[Dataset excerpt]
....

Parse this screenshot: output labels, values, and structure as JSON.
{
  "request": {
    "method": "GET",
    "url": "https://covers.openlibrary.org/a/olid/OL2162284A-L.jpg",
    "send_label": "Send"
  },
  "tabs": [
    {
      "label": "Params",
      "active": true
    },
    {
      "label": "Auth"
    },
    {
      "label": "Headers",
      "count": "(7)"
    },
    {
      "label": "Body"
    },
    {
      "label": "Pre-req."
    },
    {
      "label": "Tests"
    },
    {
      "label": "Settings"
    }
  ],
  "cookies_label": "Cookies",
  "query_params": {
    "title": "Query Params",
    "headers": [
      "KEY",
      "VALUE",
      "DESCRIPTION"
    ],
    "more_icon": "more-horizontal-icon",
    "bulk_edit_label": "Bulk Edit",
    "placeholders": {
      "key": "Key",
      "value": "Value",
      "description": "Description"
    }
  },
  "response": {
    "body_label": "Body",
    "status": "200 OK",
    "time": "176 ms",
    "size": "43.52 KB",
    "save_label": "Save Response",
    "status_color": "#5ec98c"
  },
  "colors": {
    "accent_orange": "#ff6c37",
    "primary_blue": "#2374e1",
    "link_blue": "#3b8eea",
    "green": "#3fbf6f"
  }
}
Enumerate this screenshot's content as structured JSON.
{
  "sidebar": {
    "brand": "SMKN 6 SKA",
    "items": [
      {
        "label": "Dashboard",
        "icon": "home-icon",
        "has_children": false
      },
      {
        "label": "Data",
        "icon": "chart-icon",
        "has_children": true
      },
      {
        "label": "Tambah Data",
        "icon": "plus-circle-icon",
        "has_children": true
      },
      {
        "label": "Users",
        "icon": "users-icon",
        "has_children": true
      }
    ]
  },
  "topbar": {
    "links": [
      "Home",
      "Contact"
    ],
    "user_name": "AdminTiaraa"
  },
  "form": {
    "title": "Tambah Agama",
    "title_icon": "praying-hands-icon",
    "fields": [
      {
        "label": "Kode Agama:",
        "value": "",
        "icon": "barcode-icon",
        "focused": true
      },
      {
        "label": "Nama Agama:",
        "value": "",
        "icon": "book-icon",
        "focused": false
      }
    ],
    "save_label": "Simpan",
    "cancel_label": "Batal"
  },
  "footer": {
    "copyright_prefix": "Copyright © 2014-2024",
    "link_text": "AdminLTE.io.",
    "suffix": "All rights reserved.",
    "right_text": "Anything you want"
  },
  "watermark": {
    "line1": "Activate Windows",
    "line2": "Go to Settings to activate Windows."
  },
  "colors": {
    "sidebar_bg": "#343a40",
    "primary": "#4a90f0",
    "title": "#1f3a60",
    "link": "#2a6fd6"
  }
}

....

* _Task directions_:
Looking at the data above, show all lines where the word "screenshot" occurs.

* _Result below_:
Parse this screenshot: output labels, values, and structure as JSON.
Enumerate this screenshot's content as structured JSON.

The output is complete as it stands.